#### [Input]
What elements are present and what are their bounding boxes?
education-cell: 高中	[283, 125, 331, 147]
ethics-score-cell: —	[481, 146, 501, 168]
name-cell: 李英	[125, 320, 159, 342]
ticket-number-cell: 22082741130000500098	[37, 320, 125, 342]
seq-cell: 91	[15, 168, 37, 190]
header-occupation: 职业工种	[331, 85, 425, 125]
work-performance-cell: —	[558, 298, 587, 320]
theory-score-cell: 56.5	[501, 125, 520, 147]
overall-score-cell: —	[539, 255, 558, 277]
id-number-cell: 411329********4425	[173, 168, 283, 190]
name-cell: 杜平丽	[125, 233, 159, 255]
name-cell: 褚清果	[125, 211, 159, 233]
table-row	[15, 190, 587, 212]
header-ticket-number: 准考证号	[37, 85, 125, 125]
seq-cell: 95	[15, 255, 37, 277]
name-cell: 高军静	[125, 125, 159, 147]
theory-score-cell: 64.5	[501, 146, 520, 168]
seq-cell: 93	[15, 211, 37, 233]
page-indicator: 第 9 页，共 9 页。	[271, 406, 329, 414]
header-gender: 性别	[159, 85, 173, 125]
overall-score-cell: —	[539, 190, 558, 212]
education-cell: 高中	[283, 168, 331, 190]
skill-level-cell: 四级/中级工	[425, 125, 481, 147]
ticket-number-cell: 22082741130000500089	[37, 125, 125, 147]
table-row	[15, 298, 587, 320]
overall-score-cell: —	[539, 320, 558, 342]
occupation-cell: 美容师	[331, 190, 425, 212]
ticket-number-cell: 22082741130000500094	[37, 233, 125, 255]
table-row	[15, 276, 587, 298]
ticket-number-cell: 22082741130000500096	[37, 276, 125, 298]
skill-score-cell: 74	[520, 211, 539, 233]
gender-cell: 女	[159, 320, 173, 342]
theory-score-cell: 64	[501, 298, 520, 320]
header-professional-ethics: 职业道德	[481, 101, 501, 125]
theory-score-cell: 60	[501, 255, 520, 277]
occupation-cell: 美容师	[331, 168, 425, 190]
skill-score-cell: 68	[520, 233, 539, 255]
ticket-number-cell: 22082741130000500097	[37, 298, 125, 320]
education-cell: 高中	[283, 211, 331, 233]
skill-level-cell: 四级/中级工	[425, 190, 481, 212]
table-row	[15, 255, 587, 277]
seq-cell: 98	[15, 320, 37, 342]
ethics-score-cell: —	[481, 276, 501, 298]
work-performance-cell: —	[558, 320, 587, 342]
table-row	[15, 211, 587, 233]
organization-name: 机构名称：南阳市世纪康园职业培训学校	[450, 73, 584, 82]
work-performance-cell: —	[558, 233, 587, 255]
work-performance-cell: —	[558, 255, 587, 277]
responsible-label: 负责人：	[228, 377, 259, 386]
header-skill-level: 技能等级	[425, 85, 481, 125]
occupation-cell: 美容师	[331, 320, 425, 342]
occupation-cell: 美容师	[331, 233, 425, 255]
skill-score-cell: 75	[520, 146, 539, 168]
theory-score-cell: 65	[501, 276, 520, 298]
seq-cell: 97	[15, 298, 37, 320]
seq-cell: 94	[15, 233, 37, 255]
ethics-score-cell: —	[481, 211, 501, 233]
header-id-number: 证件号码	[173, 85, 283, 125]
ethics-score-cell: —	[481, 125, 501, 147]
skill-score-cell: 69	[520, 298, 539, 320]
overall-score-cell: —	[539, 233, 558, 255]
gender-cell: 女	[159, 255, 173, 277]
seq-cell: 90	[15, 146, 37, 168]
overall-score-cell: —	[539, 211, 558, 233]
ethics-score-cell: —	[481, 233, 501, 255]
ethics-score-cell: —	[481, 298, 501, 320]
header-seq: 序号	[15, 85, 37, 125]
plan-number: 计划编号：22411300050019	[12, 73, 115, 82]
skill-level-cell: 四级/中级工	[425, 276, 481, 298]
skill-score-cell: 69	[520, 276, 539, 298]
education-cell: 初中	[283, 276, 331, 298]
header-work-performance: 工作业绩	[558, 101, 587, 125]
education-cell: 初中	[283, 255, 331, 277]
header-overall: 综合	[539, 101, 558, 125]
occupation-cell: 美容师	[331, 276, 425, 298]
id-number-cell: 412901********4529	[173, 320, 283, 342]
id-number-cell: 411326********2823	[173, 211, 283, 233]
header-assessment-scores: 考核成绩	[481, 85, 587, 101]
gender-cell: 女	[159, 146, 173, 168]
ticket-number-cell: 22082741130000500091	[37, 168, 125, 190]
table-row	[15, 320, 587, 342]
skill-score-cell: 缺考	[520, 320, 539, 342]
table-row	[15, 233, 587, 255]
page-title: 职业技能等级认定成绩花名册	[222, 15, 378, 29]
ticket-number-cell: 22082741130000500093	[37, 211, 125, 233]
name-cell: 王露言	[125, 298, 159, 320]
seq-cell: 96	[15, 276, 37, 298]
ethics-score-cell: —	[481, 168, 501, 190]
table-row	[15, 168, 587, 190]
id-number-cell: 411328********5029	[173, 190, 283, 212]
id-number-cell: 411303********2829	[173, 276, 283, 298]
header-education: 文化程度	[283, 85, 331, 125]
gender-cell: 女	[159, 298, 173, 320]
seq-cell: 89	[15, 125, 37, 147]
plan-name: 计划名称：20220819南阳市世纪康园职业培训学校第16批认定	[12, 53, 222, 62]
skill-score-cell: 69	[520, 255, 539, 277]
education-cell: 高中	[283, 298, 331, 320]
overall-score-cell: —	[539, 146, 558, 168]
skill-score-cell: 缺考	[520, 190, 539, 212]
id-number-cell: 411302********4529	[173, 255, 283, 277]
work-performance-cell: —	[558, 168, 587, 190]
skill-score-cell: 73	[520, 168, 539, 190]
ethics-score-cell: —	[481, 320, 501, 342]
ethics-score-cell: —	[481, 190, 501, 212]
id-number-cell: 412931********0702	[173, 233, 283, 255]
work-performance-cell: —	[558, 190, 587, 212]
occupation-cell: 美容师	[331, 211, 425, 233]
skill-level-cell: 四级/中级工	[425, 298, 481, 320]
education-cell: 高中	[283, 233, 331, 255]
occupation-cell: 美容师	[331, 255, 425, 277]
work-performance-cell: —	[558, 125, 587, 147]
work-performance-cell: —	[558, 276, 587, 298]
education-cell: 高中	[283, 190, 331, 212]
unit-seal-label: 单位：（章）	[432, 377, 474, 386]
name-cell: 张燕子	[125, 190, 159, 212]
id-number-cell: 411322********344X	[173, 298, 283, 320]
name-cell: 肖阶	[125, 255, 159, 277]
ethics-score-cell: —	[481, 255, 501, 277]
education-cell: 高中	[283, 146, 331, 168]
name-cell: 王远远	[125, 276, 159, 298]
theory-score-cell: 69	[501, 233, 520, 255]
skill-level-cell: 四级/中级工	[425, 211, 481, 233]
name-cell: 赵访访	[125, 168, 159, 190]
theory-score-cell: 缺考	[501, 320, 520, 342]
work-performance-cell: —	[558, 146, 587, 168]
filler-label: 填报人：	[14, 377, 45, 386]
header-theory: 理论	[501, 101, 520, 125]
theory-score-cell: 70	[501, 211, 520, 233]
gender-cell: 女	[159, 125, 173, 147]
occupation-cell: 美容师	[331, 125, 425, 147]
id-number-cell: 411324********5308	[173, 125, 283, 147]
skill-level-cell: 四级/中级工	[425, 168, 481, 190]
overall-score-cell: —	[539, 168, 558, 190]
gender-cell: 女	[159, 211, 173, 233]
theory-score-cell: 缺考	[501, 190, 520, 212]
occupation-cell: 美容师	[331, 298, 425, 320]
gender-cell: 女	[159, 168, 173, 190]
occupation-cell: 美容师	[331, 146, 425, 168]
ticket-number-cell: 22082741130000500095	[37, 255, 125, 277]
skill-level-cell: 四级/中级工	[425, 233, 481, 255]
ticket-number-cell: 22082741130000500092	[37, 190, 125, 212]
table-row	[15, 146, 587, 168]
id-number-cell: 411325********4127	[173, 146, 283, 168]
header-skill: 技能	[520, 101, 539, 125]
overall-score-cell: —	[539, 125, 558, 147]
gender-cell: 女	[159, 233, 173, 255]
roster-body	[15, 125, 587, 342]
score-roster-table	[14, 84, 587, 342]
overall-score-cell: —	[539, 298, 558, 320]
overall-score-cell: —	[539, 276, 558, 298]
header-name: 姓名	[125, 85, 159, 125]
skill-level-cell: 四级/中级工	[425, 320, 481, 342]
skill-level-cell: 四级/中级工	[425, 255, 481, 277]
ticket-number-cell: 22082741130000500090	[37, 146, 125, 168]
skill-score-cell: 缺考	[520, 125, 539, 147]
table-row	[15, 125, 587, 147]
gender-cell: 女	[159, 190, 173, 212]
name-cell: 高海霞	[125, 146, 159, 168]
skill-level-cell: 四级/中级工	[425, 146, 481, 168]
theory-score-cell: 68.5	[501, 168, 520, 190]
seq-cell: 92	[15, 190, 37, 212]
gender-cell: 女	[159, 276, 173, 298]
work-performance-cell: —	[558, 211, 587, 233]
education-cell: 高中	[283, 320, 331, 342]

#### [Your goal]
Rewrite everything from the start of the material down through the line containing "211, 159, 233]", changing "name-cell" to "person-name-cell" and leaving everything else unchanged; give only those lines.

#### [The output]
What elements are present and what are their bounding boxes?
education-cell: 高中	[283, 125, 331, 147]
ethics-score-cell: —	[481, 146, 501, 168]
person-name-cell: 李英	[125, 320, 159, 342]
ticket-number-cell: 22082741130000500098	[37, 320, 125, 342]
seq-cell: 91	[15, 168, 37, 190]
header-occupation: 职业工种	[331, 85, 425, 125]
work-performance-cell: —	[558, 298, 587, 320]
theory-score-cell: 56.5	[501, 125, 520, 147]
overall-score-cell: —	[539, 255, 558, 277]
id-number-cell: 411329********4425	[173, 168, 283, 190]
person-name-cell: 杜平丽	[125, 233, 159, 255]
person-name-cell: 褚清果	[125, 211, 159, 233]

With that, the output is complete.